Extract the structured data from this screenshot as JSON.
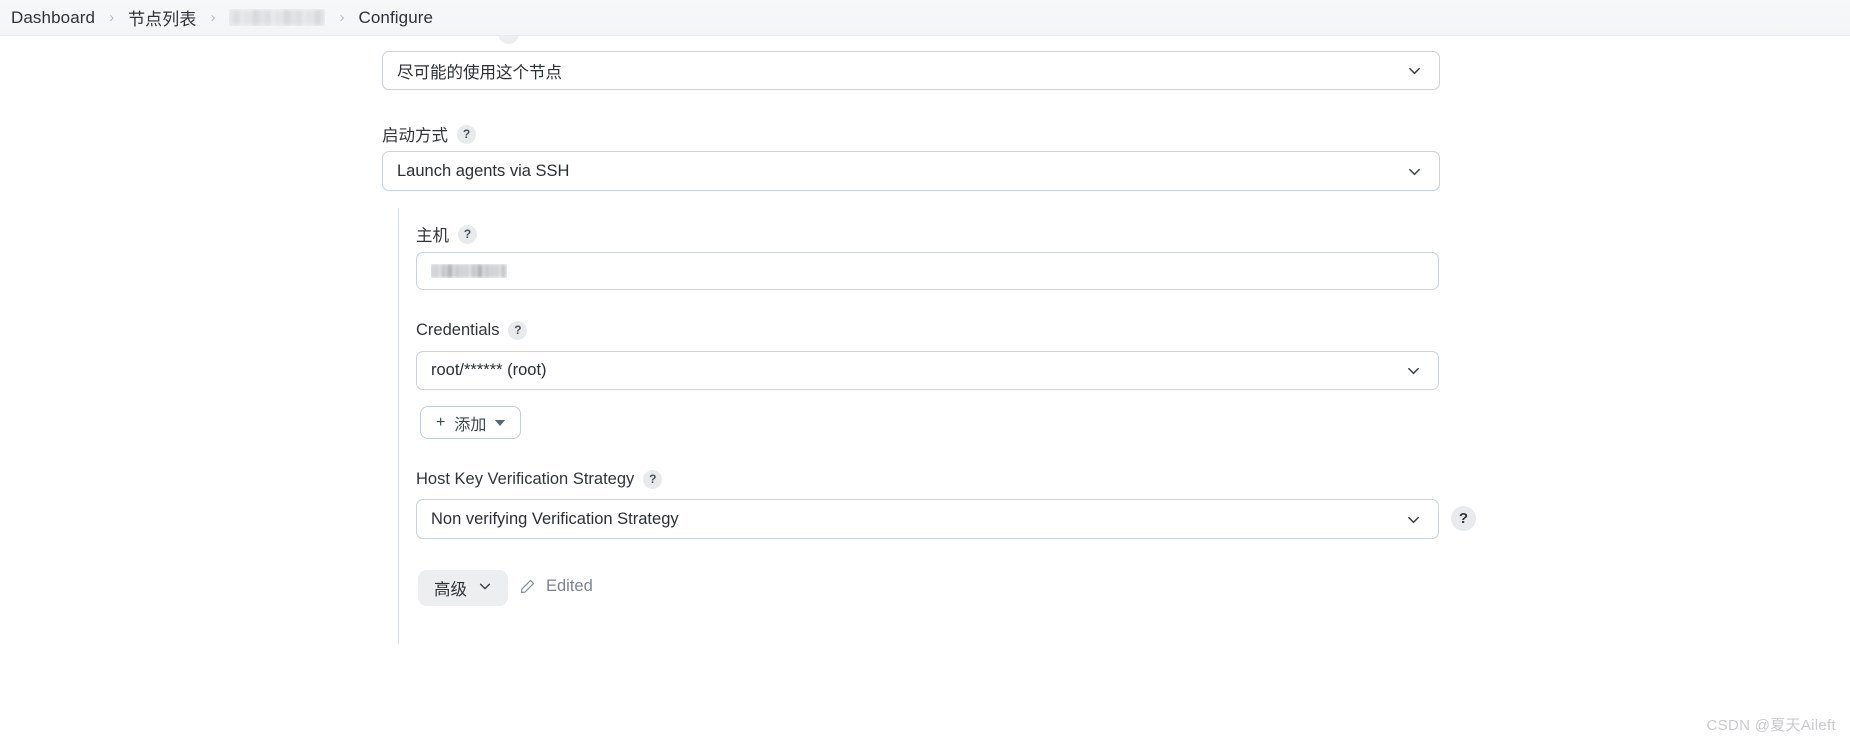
{
  "breadcrumb": {
    "items": [
      {
        "label": "Dashboard",
        "type": "link"
      },
      {
        "label": "节点列表",
        "type": "link"
      },
      {
        "label": "",
        "type": "redacted"
      },
      {
        "label": "Configure",
        "type": "current"
      }
    ],
    "separator": "›"
  },
  "form": {
    "usage_select": {
      "value": "尽可能的使用这个节点",
      "icon": "chevron-down-icon"
    },
    "launch_method": {
      "label": "启动方式",
      "help": "?",
      "value": "Launch agents via SSH",
      "icon": "chevron-down-icon"
    },
    "host": {
      "label": "主机",
      "help": "?",
      "value": "",
      "redacted": true
    },
    "credentials": {
      "label": "Credentials",
      "help": "?",
      "value": "root/****** (root)",
      "icon": "chevron-down-icon",
      "add_button": {
        "plus": "+",
        "label": "添加",
        "caret": "caret-down-icon"
      }
    },
    "host_key_strategy": {
      "label": "Host Key Verification Strategy",
      "help": "?",
      "value": "Non verifying Verification Strategy",
      "icon": "chevron-down-icon",
      "side_help": "?"
    },
    "footer": {
      "advanced_label": "高级",
      "advanced_icon": "chevron-down-icon",
      "edited_label": "Edited",
      "edited_icon": "pencil-icon"
    }
  },
  "watermark": "CSDN @夏天Aileft",
  "colors": {
    "page_background": "#ffffff",
    "header_background": "#f5f6f7",
    "field_border": "#ccd3d9",
    "text_primary": "#2b2f34",
    "text_muted": "#7d838c",
    "help_badge_background": "#e9eaec",
    "advanced_button_background": "#eceef0"
  }
}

> [What the exercise asks]: Extract every line that has the string "icon" in it.

> [Response to the task]:
      "icon": "chevron-down-icon"
      "icon": "chevron-down-icon"
      "icon": "chevron-down-icon",
        "caret": "caret-down-icon"
      "icon": "chevron-down-icon",
      "advanced_icon": "chevron-down-icon",
      "edited_icon": "pencil-icon"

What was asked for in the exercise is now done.